_GIVEN PROBLEM_
Please transcribe the data below exactly. Leave the pictures out.

_Dataset entries on figures_
━━━━━━━━━━━━━━━━━━━━
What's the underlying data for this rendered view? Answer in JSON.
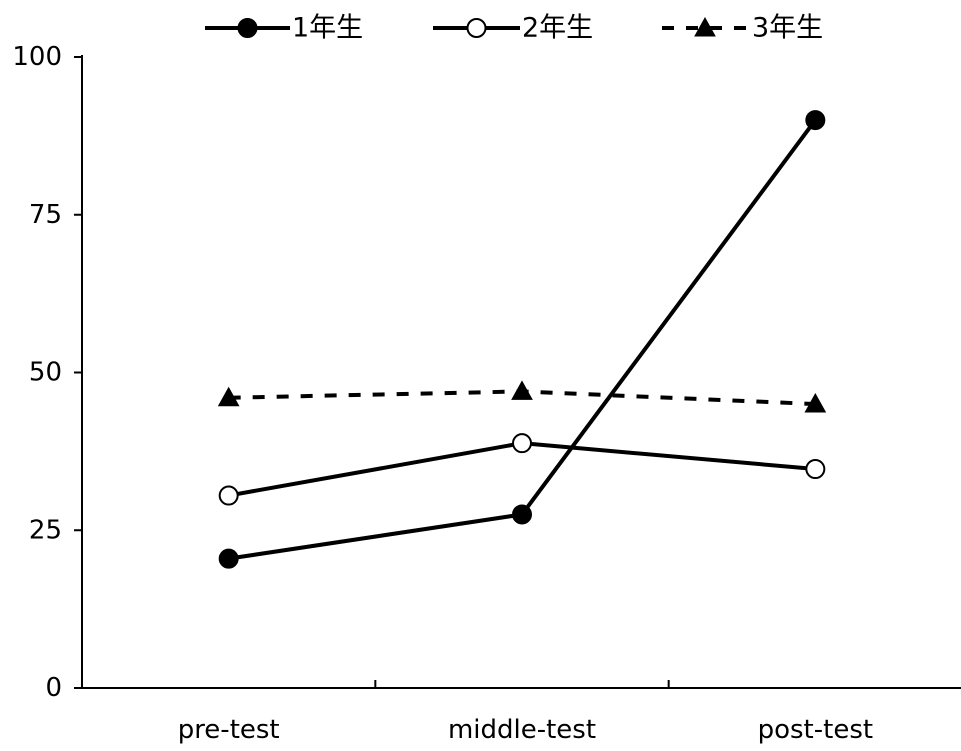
{
  "chart_data": {
    "type": "line",
    "categories": [
      "pre-test",
      "middle-test",
      "post-test"
    ],
    "ylim": [
      0,
      100
    ],
    "yticks": [
      0,
      25,
      50,
      75,
      100
    ],
    "grid": false,
    "legend_position": "top",
    "series": [
      {
        "name": "1年生",
        "values": [
          20.5,
          27.5,
          90
        ],
        "marker": "filled-circle",
        "line": "solid",
        "color": "#000000"
      },
      {
        "name": "2年生",
        "values": [
          30.5,
          38.8,
          34.7
        ],
        "marker": "open-circle",
        "line": "solid",
        "color": "#000000"
      },
      {
        "name": "3年生",
        "values": [
          46,
          47,
          45
        ],
        "marker": "filled-triangle",
        "line": "dashed",
        "color": "#000000"
      }
    ]
  }
}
━━━━━━━━━━━━━━━━━━━━
_SOLVED PROBLEM_
What's the underlying data for this rendered view? Answer in JSON.
{
  "chart_data": {
    "type": "line",
    "categories": [
      "pre-test",
      "middle-test",
      "post-test"
    ],
    "ylim": [
      0,
      100
    ],
    "yticks": [
      0,
      25,
      50,
      75,
      100
    ],
    "grid": false,
    "legend_position": "top",
    "series": [
      {
        "name": "1年生",
        "values": [
          20.5,
          27.5,
          90
        ],
        "marker": "filled-circle",
        "line": "solid",
        "color": "#000000"
      },
      {
        "name": "2年生",
        "values": [
          30.5,
          38.8,
          34.7
        ],
        "marker": "open-circle",
        "line": "solid",
        "color": "#000000"
      },
      {
        "name": "3年生",
        "values": [
          46,
          47,
          45
        ],
        "marker": "filled-triangle",
        "line": "dashed",
        "color": "#000000"
      }
    ]
  }
}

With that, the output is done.